## DATA FOR PROCESSING
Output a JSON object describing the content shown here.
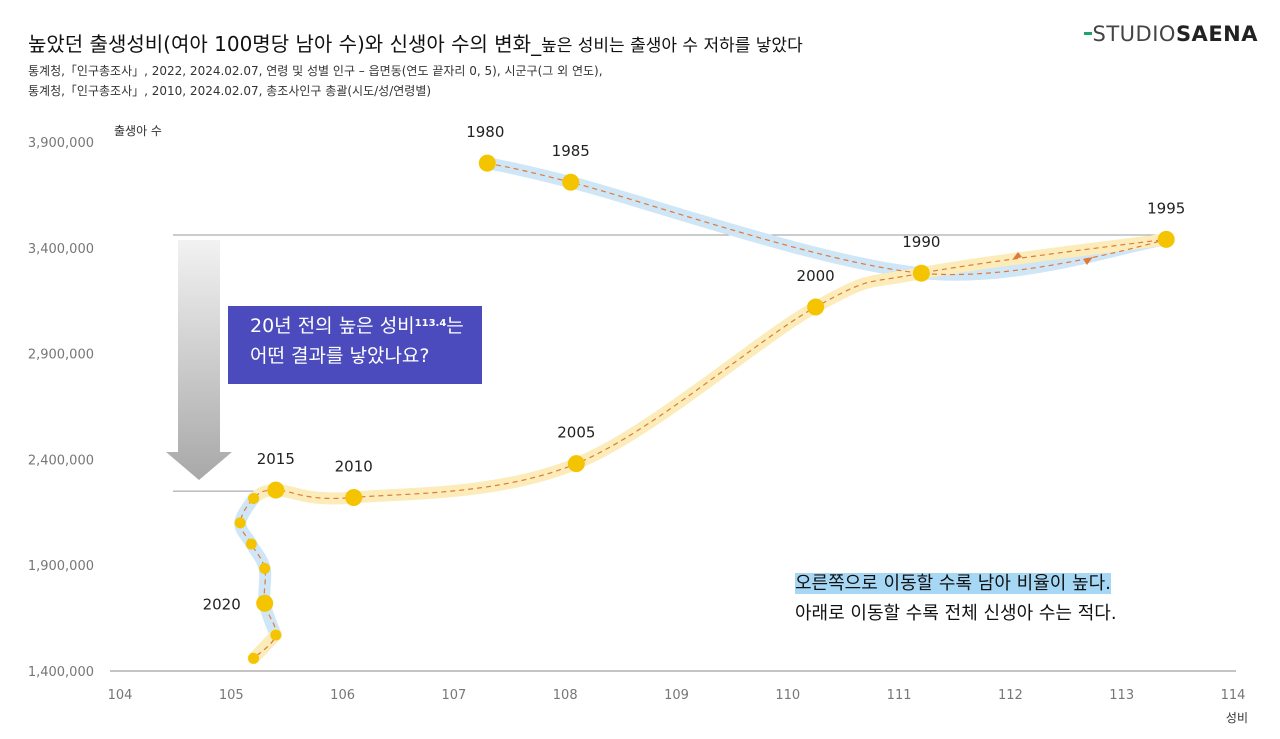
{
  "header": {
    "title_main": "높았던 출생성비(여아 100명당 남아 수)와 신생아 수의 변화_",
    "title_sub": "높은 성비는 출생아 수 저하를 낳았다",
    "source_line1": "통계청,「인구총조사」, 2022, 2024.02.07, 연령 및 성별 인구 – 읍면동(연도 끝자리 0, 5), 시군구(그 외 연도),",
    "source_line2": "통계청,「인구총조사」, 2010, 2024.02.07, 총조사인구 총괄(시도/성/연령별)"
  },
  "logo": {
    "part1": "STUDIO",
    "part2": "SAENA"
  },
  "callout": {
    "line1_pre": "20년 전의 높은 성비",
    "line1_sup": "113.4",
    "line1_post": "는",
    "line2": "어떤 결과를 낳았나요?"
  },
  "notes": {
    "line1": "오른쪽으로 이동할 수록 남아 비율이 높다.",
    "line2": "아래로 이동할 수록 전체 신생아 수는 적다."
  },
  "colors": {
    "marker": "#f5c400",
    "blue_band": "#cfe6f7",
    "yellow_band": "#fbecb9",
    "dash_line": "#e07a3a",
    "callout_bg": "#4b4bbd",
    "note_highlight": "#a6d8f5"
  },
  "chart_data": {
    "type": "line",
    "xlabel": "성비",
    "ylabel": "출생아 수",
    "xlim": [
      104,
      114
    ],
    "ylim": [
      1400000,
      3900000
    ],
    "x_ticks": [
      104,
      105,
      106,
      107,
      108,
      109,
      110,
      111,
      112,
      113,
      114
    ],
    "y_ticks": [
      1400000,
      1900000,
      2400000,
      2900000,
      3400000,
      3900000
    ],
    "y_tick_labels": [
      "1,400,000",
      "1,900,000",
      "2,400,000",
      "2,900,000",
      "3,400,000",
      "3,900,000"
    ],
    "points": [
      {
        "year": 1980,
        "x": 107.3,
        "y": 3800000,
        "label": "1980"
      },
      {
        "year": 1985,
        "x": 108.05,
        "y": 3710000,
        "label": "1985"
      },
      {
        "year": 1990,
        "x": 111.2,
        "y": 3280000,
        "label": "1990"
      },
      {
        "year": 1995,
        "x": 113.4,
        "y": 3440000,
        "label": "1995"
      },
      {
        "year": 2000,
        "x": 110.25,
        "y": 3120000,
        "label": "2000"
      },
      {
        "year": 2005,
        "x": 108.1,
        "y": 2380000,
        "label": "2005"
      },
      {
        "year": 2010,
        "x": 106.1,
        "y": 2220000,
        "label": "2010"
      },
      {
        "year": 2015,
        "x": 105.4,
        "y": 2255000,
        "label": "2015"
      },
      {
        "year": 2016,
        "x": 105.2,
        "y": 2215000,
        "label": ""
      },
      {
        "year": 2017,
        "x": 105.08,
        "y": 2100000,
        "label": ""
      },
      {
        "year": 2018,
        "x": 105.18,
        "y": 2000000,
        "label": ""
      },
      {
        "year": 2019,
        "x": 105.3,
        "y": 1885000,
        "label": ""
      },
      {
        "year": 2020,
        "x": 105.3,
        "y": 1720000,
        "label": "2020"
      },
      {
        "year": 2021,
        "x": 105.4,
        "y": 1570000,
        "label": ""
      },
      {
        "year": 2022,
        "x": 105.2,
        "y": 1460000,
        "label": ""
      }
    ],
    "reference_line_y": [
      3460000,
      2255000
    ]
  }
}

## THE EXERCISE
Apart from the pictures, the entries above are to be repeated in full and exactly.

## OUTPUT
Output a JSON object describing the content shown here.
{
  "header": {
    "title_main": "높았던 출생성비(여아 100명당 남아 수)와 신생아 수의 변화_",
    "title_sub": "높은 성비는 출생아 수 저하를 낳았다",
    "source_line1": "통계청,「인구총조사」, 2022, 2024.02.07, 연령 및 성별 인구 – 읍면동(연도 끝자리 0, 5), 시군구(그 외 연도),",
    "source_line2": "통계청,「인구총조사」, 2010, 2024.02.07, 총조사인구 총괄(시도/성/연령별)"
  },
  "logo": {
    "part1": "STUDIO",
    "part2": "SAENA"
  },
  "callout": {
    "line1_pre": "20년 전의 높은 성비",
    "line1_sup": "113.4",
    "line1_post": "는",
    "line2": "어떤 결과를 낳았나요?"
  },
  "notes": {
    "line1": "오른쪽으로 이동할 수록 남아 비율이 높다.",
    "line2": "아래로 이동할 수록 전체 신생아 수는 적다."
  },
  "colors": {
    "marker": "#f5c400",
    "blue_band": "#cfe6f7",
    "yellow_band": "#fbecb9",
    "dash_line": "#e07a3a",
    "callout_bg": "#4b4bbd",
    "note_highlight": "#a6d8f5"
  },
  "chart_data": {
    "type": "line",
    "xlabel": "성비",
    "ylabel": "출생아 수",
    "xlim": [
      104,
      114
    ],
    "ylim": [
      1400000,
      3900000
    ],
    "x_ticks": [
      104,
      105,
      106,
      107,
      108,
      109,
      110,
      111,
      112,
      113,
      114
    ],
    "y_ticks": [
      1400000,
      1900000,
      2400000,
      2900000,
      3400000,
      3900000
    ],
    "y_tick_labels": [
      "1,400,000",
      "1,900,000",
      "2,400,000",
      "2,900,000",
      "3,400,000",
      "3,900,000"
    ],
    "points": [
      {
        "year": 1980,
        "x": 107.3,
        "y": 3800000,
        "label": "1980"
      },
      {
        "year": 1985,
        "x": 108.05,
        "y": 3710000,
        "label": "1985"
      },
      {
        "year": 1990,
        "x": 111.2,
        "y": 3280000,
        "label": "1990"
      },
      {
        "year": 1995,
        "x": 113.4,
        "y": 3440000,
        "label": "1995"
      },
      {
        "year": 2000,
        "x": 110.25,
        "y": 3120000,
        "label": "2000"
      },
      {
        "year": 2005,
        "x": 108.1,
        "y": 2380000,
        "label": "2005"
      },
      {
        "year": 2010,
        "x": 106.1,
        "y": 2220000,
        "label": "2010"
      },
      {
        "year": 2015,
        "x": 105.4,
        "y": 2255000,
        "label": "2015"
      },
      {
        "year": 2016,
        "x": 105.2,
        "y": 2215000,
        "label": ""
      },
      {
        "year": 2017,
        "x": 105.08,
        "y": 2100000,
        "label": ""
      },
      {
        "year": 2018,
        "x": 105.18,
        "y": 2000000,
        "label": ""
      },
      {
        "year": 2019,
        "x": 105.3,
        "y": 1885000,
        "label": ""
      },
      {
        "year": 2020,
        "x": 105.3,
        "y": 1720000,
        "label": "2020"
      },
      {
        "year": 2021,
        "x": 105.4,
        "y": 1570000,
        "label": ""
      },
      {
        "year": 2022,
        "x": 105.2,
        "y": 1460000,
        "label": ""
      }
    ],
    "reference_line_y": [
      3460000,
      2255000
    ]
  }
}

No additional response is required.